··· Input material ···
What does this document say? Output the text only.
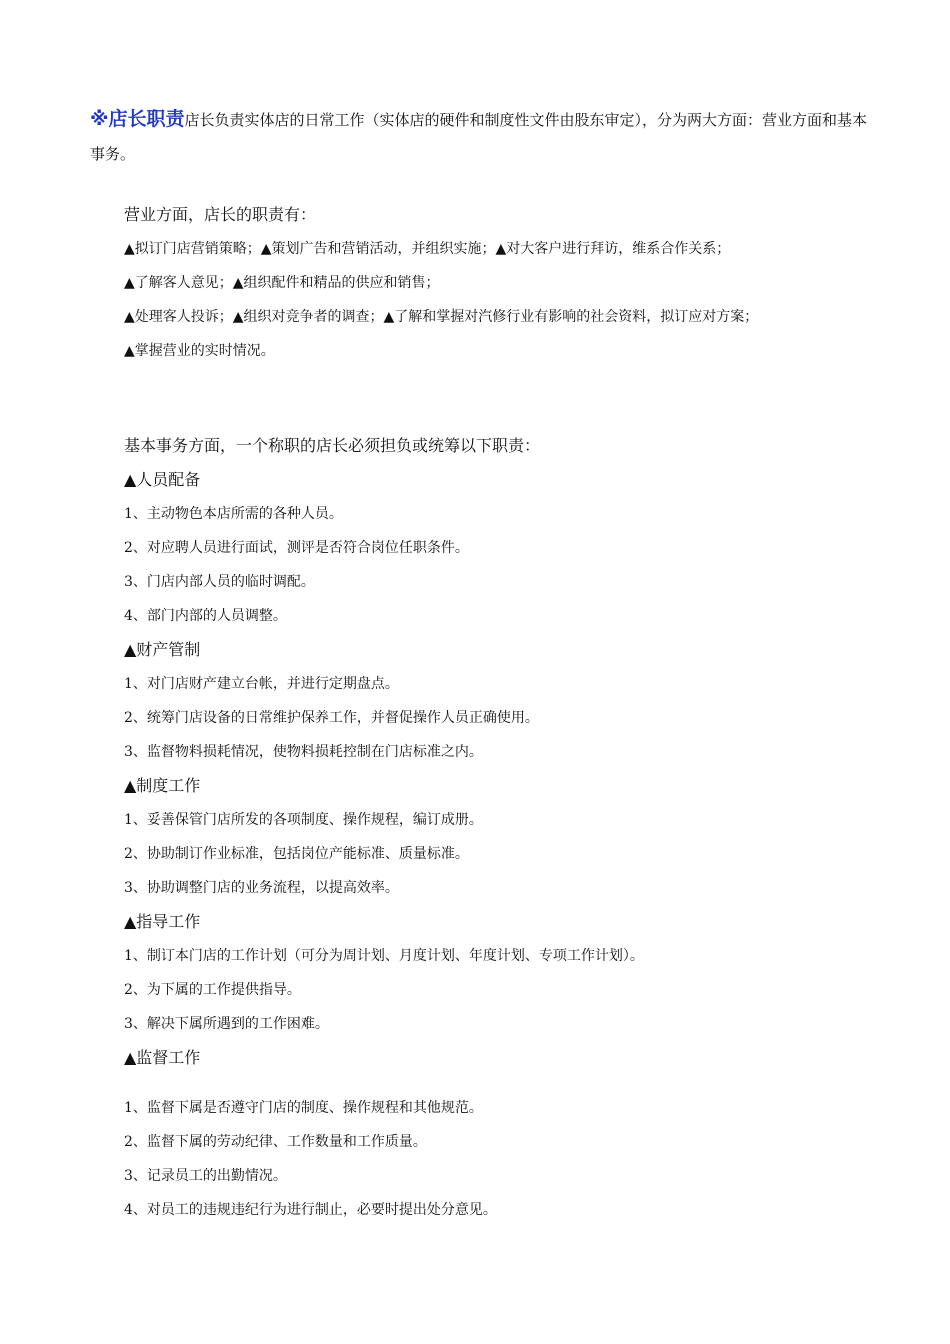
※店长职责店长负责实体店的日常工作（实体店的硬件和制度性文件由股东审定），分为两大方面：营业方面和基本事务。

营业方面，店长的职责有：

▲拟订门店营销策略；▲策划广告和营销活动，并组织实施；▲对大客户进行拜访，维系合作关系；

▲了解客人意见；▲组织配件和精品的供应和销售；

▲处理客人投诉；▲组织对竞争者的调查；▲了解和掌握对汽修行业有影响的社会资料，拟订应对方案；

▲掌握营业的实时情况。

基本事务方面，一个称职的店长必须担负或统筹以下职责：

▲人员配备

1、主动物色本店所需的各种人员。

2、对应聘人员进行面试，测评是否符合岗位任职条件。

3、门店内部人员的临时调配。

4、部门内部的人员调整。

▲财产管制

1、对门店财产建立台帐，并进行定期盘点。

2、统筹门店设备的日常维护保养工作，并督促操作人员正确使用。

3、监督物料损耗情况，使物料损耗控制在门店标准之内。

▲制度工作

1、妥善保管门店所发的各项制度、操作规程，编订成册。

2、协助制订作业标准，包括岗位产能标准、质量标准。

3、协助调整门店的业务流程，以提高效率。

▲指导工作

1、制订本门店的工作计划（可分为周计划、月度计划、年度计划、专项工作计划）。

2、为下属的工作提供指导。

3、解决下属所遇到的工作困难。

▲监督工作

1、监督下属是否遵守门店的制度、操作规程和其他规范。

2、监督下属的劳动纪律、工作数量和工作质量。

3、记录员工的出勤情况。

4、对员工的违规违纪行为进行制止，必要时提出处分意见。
···
__What the exercise asks__
Quote the preceding listing precisely and completely, omitting its images.

__The completed task__
What does this document say? Output the text only.
※店长职责店长负责实体店的日常工作（实体店的硬件和制度性文件由股东审定），分为两大方面：营业方面和基本事务。

营业方面，店长的职责有：

▲拟订门店营销策略；▲策划广告和营销活动，并组织实施；▲对大客户进行拜访，维系合作关系；

▲了解客人意见；▲组织配件和精品的供应和销售；

▲处理客人投诉；▲组织对竞争者的调查；▲了解和掌握对汽修行业有影响的社会资料，拟订应对方案；

▲掌握营业的实时情况。

基本事务方面，一个称职的店长必须担负或统筹以下职责：

▲人员配备

1、主动物色本店所需的各种人员。

2、对应聘人员进行面试，测评是否符合岗位任职条件。

3、门店内部人员的临时调配。

4、部门内部的人员调整。

▲财产管制

1、对门店财产建立台帐，并进行定期盘点。

2、统筹门店设备的日常维护保养工作，并督促操作人员正确使用。

3、监督物料损耗情况，使物料损耗控制在门店标准之内。

▲制度工作

1、妥善保管门店所发的各项制度、操作规程，编订成册。

2、协助制订作业标准，包括岗位产能标准、质量标准。

3、协助调整门店的业务流程，以提高效率。

▲指导工作

1、制订本门店的工作计划（可分为周计划、月度计划、年度计划、专项工作计划）。

2、为下属的工作提供指导。

3、解决下属所遇到的工作困难。

▲监督工作

1、监督下属是否遵守门店的制度、操作规程和其他规范。

2、监督下属的劳动纪律、工作数量和工作质量。

3、记录员工的出勤情况。

4、对员工的违规违纪行为进行制止，必要时提出处分意见。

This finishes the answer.